The exercise: In the records below, find the line containing "Output a JSON" and repeat it and every line after it exactly, without pictures.

____ Dataset entries

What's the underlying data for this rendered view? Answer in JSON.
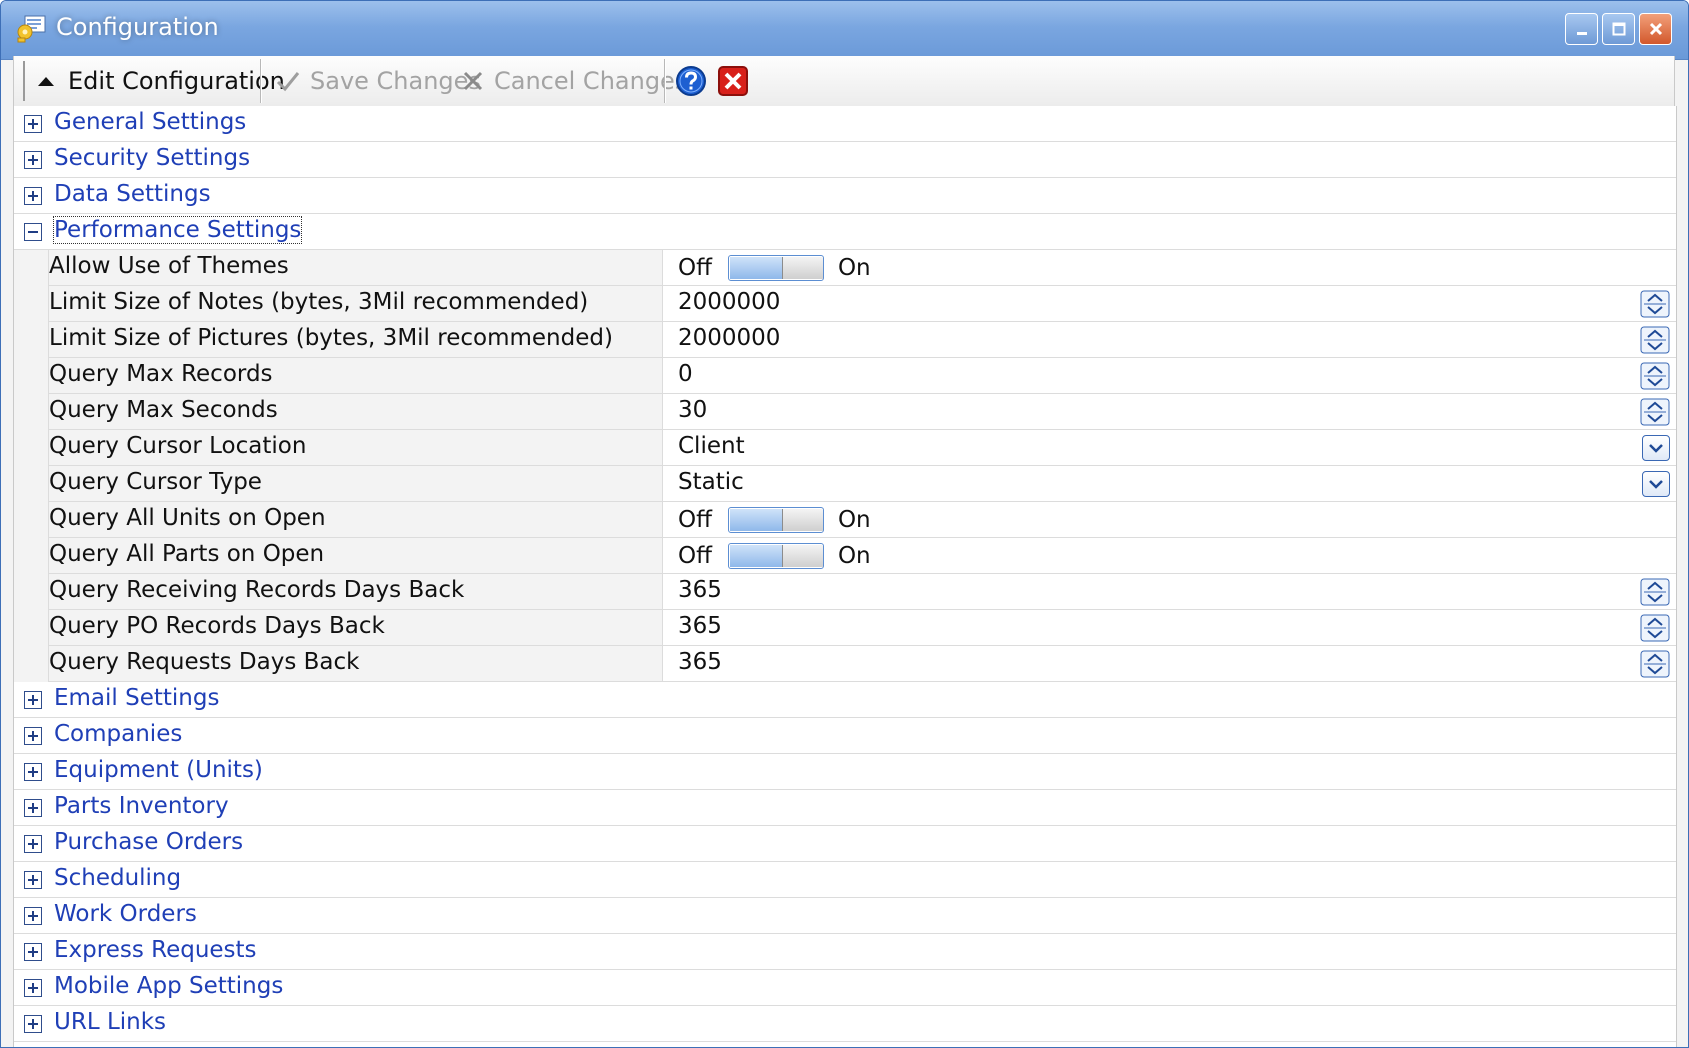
{
  "window": {
    "title": "Configuration"
  },
  "toolbar": {
    "edit_label": "Edit Configuration",
    "save_label": "Save Changes",
    "cancel_label": "Cancel Changes"
  },
  "categories_top": [
    {
      "label": "General Settings"
    },
    {
      "label": "Security Settings"
    },
    {
      "label": "Data Settings"
    }
  ],
  "performance": {
    "label": "Performance Settings",
    "rows": [
      {
        "name": "Allow Use of Themes",
        "off": "Off",
        "on": "On"
      },
      {
        "name": "Limit Size of Notes (bytes, 3Mil recommended)",
        "value": "2000000"
      },
      {
        "name": "Limit Size of Pictures (bytes, 3Mil recommended)",
        "value": "2000000"
      },
      {
        "name": "Query Max Records",
        "value": "0"
      },
      {
        "name": "Query Max Seconds",
        "value": "30"
      },
      {
        "name": "Query Cursor Location",
        "value": "Client"
      },
      {
        "name": "Query Cursor Type",
        "value": "Static"
      },
      {
        "name": "Query All Units on Open",
        "off": "Off",
        "on": "On"
      },
      {
        "name": "Query All Parts on Open",
        "off": "Off",
        "on": "On"
      },
      {
        "name": "Query Receiving Records Days Back",
        "value": "365"
      },
      {
        "name": "Query PO Records Days Back",
        "value": "365"
      },
      {
        "name": "Query Requests Days Back",
        "value": "365"
      }
    ]
  },
  "categories_bottom": [
    {
      "label": "Email Settings"
    },
    {
      "label": "Companies"
    },
    {
      "label": "Equipment (Units)"
    },
    {
      "label": "Parts Inventory"
    },
    {
      "label": "Purchase Orders"
    },
    {
      "label": "Scheduling"
    },
    {
      "label": "Work Orders"
    },
    {
      "label": "Express Requests"
    },
    {
      "label": "Mobile App Settings"
    },
    {
      "label": "URL Links"
    }
  ],
  "colors": {
    "category_text": "#1f3fb6",
    "titlebar": "#7aa6e0",
    "toggle_accent": "#8fb8ea"
  }
}
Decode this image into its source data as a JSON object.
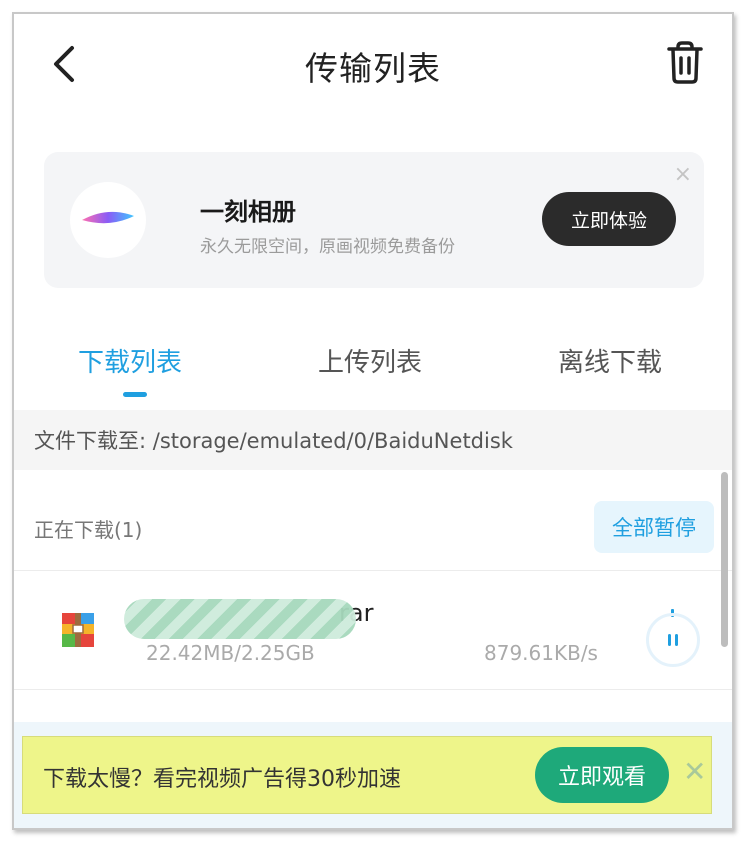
{
  "header": {
    "title": "传输列表",
    "back_icon": "chevron-left-icon",
    "trash_icon": "trash-icon"
  },
  "promo": {
    "name": "一刻相册",
    "description": "永久无限空间，原画视频免费备份",
    "button_label": "立即体验",
    "close_label": "×"
  },
  "tabs": [
    {
      "label": "下载列表",
      "active": true
    },
    {
      "label": "上传列表",
      "active": false
    },
    {
      "label": "离线下载",
      "active": false
    }
  ],
  "path": {
    "text": "文件下载至: /storage/emulated/0/BaiduNetdisk"
  },
  "downloading": {
    "title": "正在下载(1)",
    "pause_all_label": "全部暂停",
    "items": [
      {
        "name": "...rar",
        "name_suffix": "rar",
        "size": "22.42MB/2.25GB",
        "speed": "879.61KB/s",
        "progress": 0.0097
      }
    ]
  },
  "banner": {
    "text": "下载太慢？看完视频广告得30秒加速",
    "button_label": "立即观看",
    "close_label": "✕"
  },
  "colors": {
    "accent": "#1f9fe0",
    "banner_bg": "#eef58a",
    "banner_button": "#1ea97a",
    "promo_button": "#2b2b2b"
  }
}
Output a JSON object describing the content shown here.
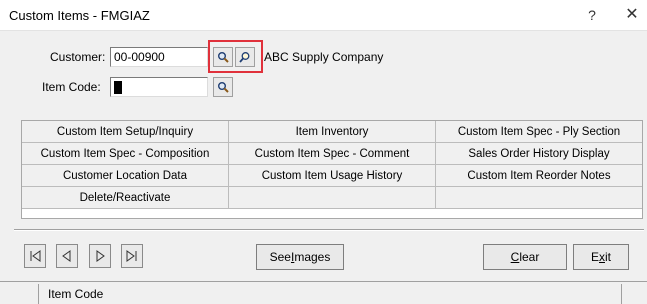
{
  "window": {
    "title": "Custom Items - FMGIAZ",
    "help_label": "?",
    "close_label": "✕"
  },
  "form": {
    "customer_label": "Customer:",
    "customer_value": "00-00900",
    "company_name": "ABC Supply Company",
    "item_code_label": "Item Code:",
    "item_code_value": ""
  },
  "icons": {
    "lookup": "magnifier-icon",
    "lookup_alt": "magnifier-zoom-icon"
  },
  "menu": {
    "items": [
      "Custom Item Setup/Inquiry",
      "Item Inventory",
      "Custom Item Spec - Ply Section",
      "Custom Item Spec - Composition",
      "Custom Item Spec - Comment",
      "Sales Order History Display",
      "Customer Location Data",
      "Custom Item Usage History",
      "Custom Item Reorder Notes",
      "Delete/Reactivate",
      "",
      ""
    ]
  },
  "toolbar": {
    "see_images": {
      "pre": "See ",
      "accel": "I",
      "post": "mages"
    },
    "clear": {
      "pre": "",
      "accel": "C",
      "post": "lear"
    },
    "exit": {
      "pre": "E",
      "accel": "x",
      "post": "it"
    }
  },
  "status": {
    "text": "Item Code"
  },
  "colors": {
    "highlight_box": "#e0313b",
    "window_bg": "#f0f0f0"
  }
}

________

Worked solution:
Output a JSON object describing the content shown here.
{
  "window": {
    "title": "Custom Items - FMGIAZ",
    "help_label": "?",
    "close_label": "✕"
  },
  "form": {
    "customer_label": "Customer:",
    "customer_value": "00-00900",
    "company_name": "ABC Supply Company",
    "item_code_label": "Item Code:",
    "item_code_value": ""
  },
  "icons": {
    "lookup": "magnifier-icon",
    "lookup_alt": "magnifier-zoom-icon"
  },
  "menu": {
    "items": [
      "Custom Item Setup/Inquiry",
      "Item Inventory",
      "Custom Item Spec - Ply Section",
      "Custom Item Spec - Composition",
      "Custom Item Spec - Comment",
      "Sales Order History Display",
      "Customer Location Data",
      "Custom Item Usage History",
      "Custom Item Reorder Notes",
      "Delete/Reactivate",
      "",
      ""
    ]
  },
  "toolbar": {
    "see_images": {
      "pre": "See ",
      "accel": "I",
      "post": "mages"
    },
    "clear": {
      "pre": "",
      "accel": "C",
      "post": "lear"
    },
    "exit": {
      "pre": "E",
      "accel": "x",
      "post": "it"
    }
  },
  "status": {
    "text": "Item Code"
  },
  "colors": {
    "highlight_box": "#e0313b",
    "window_bg": "#f0f0f0"
  }
}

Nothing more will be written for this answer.